## Directions for this task
Return every record exactly as written.

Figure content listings
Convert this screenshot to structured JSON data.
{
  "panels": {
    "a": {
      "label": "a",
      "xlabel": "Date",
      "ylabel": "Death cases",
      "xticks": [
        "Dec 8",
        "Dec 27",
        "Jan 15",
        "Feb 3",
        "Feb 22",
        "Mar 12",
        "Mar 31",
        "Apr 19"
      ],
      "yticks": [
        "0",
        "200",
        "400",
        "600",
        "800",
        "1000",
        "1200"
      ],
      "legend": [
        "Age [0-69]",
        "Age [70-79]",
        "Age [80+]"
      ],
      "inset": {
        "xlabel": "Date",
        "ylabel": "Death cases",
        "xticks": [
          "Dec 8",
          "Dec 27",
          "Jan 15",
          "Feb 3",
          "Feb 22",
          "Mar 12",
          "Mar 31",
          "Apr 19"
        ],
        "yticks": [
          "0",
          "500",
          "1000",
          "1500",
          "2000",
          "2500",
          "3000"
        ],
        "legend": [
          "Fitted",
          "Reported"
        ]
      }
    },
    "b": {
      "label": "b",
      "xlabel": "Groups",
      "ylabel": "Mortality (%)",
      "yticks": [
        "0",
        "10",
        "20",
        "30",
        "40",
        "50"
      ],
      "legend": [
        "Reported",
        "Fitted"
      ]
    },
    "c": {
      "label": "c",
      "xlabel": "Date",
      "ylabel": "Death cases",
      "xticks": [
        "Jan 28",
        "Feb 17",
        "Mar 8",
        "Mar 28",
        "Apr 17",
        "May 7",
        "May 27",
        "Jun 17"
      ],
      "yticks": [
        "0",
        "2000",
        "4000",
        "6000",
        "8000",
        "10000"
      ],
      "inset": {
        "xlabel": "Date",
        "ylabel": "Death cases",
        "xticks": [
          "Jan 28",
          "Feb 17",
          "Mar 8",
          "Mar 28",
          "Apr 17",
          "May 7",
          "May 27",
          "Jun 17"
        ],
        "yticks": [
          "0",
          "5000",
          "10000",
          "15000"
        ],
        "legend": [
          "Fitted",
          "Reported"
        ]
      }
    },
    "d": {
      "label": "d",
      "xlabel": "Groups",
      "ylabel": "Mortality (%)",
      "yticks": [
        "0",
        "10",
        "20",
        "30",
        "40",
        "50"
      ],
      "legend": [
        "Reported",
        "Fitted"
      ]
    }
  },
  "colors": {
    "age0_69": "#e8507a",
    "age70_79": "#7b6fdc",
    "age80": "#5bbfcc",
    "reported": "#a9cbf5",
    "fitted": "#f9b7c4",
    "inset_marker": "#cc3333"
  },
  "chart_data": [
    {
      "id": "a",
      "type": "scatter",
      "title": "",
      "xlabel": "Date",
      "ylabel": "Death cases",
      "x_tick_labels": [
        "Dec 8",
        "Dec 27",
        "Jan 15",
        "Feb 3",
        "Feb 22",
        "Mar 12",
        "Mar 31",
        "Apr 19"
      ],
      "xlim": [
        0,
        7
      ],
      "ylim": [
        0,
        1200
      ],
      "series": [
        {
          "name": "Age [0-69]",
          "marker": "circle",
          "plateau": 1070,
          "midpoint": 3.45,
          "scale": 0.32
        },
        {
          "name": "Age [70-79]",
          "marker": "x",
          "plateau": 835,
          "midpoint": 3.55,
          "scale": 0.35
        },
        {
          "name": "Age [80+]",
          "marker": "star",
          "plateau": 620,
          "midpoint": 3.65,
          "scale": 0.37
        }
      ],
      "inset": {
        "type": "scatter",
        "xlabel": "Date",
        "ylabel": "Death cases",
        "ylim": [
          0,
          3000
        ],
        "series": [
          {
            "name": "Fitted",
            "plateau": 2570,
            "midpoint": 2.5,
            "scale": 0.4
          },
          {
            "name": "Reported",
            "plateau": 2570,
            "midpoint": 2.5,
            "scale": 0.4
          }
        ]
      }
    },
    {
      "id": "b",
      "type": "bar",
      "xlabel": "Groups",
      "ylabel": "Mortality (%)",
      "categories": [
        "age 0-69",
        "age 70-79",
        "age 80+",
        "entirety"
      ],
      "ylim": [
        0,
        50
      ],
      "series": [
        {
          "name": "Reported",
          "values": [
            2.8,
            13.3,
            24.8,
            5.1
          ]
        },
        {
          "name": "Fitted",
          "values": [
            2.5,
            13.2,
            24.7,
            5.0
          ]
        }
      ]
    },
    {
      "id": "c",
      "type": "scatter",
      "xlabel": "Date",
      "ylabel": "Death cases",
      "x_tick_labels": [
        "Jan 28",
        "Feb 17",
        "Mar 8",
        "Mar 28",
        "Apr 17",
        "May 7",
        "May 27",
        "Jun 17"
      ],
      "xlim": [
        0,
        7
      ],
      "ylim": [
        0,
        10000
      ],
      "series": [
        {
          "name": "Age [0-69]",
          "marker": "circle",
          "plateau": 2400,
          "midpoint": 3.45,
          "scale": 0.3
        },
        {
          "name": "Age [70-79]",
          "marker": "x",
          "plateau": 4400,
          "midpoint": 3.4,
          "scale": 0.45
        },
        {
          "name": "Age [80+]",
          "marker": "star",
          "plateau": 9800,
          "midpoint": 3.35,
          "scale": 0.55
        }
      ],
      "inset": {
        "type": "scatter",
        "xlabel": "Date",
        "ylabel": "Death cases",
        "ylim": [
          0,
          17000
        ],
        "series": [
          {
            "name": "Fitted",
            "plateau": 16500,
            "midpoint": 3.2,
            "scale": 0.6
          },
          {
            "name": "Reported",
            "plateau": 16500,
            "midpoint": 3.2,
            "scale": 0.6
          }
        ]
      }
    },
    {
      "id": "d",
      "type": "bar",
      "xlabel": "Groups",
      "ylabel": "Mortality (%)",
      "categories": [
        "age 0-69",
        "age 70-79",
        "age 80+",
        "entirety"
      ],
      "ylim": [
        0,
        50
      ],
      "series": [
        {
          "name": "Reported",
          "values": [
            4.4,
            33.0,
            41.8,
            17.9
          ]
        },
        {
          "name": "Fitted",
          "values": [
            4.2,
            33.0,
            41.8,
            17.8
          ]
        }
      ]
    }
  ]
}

## Answer to the problem
Convert this screenshot to structured JSON data.
{
  "panels": {
    "a": {
      "label": "a",
      "xlabel": "Date",
      "ylabel": "Death cases",
      "xticks": [
        "Dec 8",
        "Dec 27",
        "Jan 15",
        "Feb 3",
        "Feb 22",
        "Mar 12",
        "Mar 31",
        "Apr 19"
      ],
      "yticks": [
        "0",
        "200",
        "400",
        "600",
        "800",
        "1000",
        "1200"
      ],
      "legend": [
        "Age [0-69]",
        "Age [70-79]",
        "Age [80+]"
      ],
      "inset": {
        "xlabel": "Date",
        "ylabel": "Death cases",
        "xticks": [
          "Dec 8",
          "Dec 27",
          "Jan 15",
          "Feb 3",
          "Feb 22",
          "Mar 12",
          "Mar 31",
          "Apr 19"
        ],
        "yticks": [
          "0",
          "500",
          "1000",
          "1500",
          "2000",
          "2500",
          "3000"
        ],
        "legend": [
          "Fitted",
          "Reported"
        ]
      }
    },
    "b": {
      "label": "b",
      "xlabel": "Groups",
      "ylabel": "Mortality (%)",
      "yticks": [
        "0",
        "10",
        "20",
        "30",
        "40",
        "50"
      ],
      "legend": [
        "Reported",
        "Fitted"
      ]
    },
    "c": {
      "label": "c",
      "xlabel": "Date",
      "ylabel": "Death cases",
      "xticks": [
        "Jan 28",
        "Feb 17",
        "Mar 8",
        "Mar 28",
        "Apr 17",
        "May 7",
        "May 27",
        "Jun 17"
      ],
      "yticks": [
        "0",
        "2000",
        "4000",
        "6000",
        "8000",
        "10000"
      ],
      "inset": {
        "xlabel": "Date",
        "ylabel": "Death cases",
        "xticks": [
          "Jan 28",
          "Feb 17",
          "Mar 8",
          "Mar 28",
          "Apr 17",
          "May 7",
          "May 27",
          "Jun 17"
        ],
        "yticks": [
          "0",
          "5000",
          "10000",
          "15000"
        ],
        "legend": [
          "Fitted",
          "Reported"
        ]
      }
    },
    "d": {
      "label": "d",
      "xlabel": "Groups",
      "ylabel": "Mortality (%)",
      "yticks": [
        "0",
        "10",
        "20",
        "30",
        "40",
        "50"
      ],
      "legend": [
        "Reported",
        "Fitted"
      ]
    }
  },
  "colors": {
    "age0_69": "#e8507a",
    "age70_79": "#7b6fdc",
    "age80": "#5bbfcc",
    "reported": "#a9cbf5",
    "fitted": "#f9b7c4",
    "inset_marker": "#cc3333"
  },
  "chart_data": [
    {
      "id": "a",
      "type": "scatter",
      "title": "",
      "xlabel": "Date",
      "ylabel": "Death cases",
      "x_tick_labels": [
        "Dec 8",
        "Dec 27",
        "Jan 15",
        "Feb 3",
        "Feb 22",
        "Mar 12",
        "Mar 31",
        "Apr 19"
      ],
      "xlim": [
        0,
        7
      ],
      "ylim": [
        0,
        1200
      ],
      "series": [
        {
          "name": "Age [0-69]",
          "marker": "circle",
          "plateau": 1070,
          "midpoint": 3.45,
          "scale": 0.32
        },
        {
          "name": "Age [70-79]",
          "marker": "x",
          "plateau": 835,
          "midpoint": 3.55,
          "scale": 0.35
        },
        {
          "name": "Age [80+]",
          "marker": "star",
          "plateau": 620,
          "midpoint": 3.65,
          "scale": 0.37
        }
      ],
      "inset": {
        "type": "scatter",
        "xlabel": "Date",
        "ylabel": "Death cases",
        "ylim": [
          0,
          3000
        ],
        "series": [
          {
            "name": "Fitted",
            "plateau": 2570,
            "midpoint": 2.5,
            "scale": 0.4
          },
          {
            "name": "Reported",
            "plateau": 2570,
            "midpoint": 2.5,
            "scale": 0.4
          }
        ]
      }
    },
    {
      "id": "b",
      "type": "bar",
      "xlabel": "Groups",
      "ylabel": "Mortality (%)",
      "categories": [
        "age 0-69",
        "age 70-79",
        "age 80+",
        "entirety"
      ],
      "ylim": [
        0,
        50
      ],
      "series": [
        {
          "name": "Reported",
          "values": [
            2.8,
            13.3,
            24.8,
            5.1
          ]
        },
        {
          "name": "Fitted",
          "values": [
            2.5,
            13.2,
            24.7,
            5.0
          ]
        }
      ]
    },
    {
      "id": "c",
      "type": "scatter",
      "xlabel": "Date",
      "ylabel": "Death cases",
      "x_tick_labels": [
        "Jan 28",
        "Feb 17",
        "Mar 8",
        "Mar 28",
        "Apr 17",
        "May 7",
        "May 27",
        "Jun 17"
      ],
      "xlim": [
        0,
        7
      ],
      "ylim": [
        0,
        10000
      ],
      "series": [
        {
          "name": "Age [0-69]",
          "marker": "circle",
          "plateau": 2400,
          "midpoint": 3.45,
          "scale": 0.3
        },
        {
          "name": "Age [70-79]",
          "marker": "x",
          "plateau": 4400,
          "midpoint": 3.4,
          "scale": 0.45
        },
        {
          "name": "Age [80+]",
          "marker": "star",
          "plateau": 9800,
          "midpoint": 3.35,
          "scale": 0.55
        }
      ],
      "inset": {
        "type": "scatter",
        "xlabel": "Date",
        "ylabel": "Death cases",
        "ylim": [
          0,
          17000
        ],
        "series": [
          {
            "name": "Fitted",
            "plateau": 16500,
            "midpoint": 3.2,
            "scale": 0.6
          },
          {
            "name": "Reported",
            "plateau": 16500,
            "midpoint": 3.2,
            "scale": 0.6
          }
        ]
      }
    },
    {
      "id": "d",
      "type": "bar",
      "xlabel": "Groups",
      "ylabel": "Mortality (%)",
      "categories": [
        "age 0-69",
        "age 70-79",
        "age 80+",
        "entirety"
      ],
      "ylim": [
        0,
        50
      ],
      "series": [
        {
          "name": "Reported",
          "values": [
            4.4,
            33.0,
            41.8,
            17.9
          ]
        },
        {
          "name": "Fitted",
          "values": [
            4.2,
            33.0,
            41.8,
            17.8
          ]
        }
      ]
    }
  ]
}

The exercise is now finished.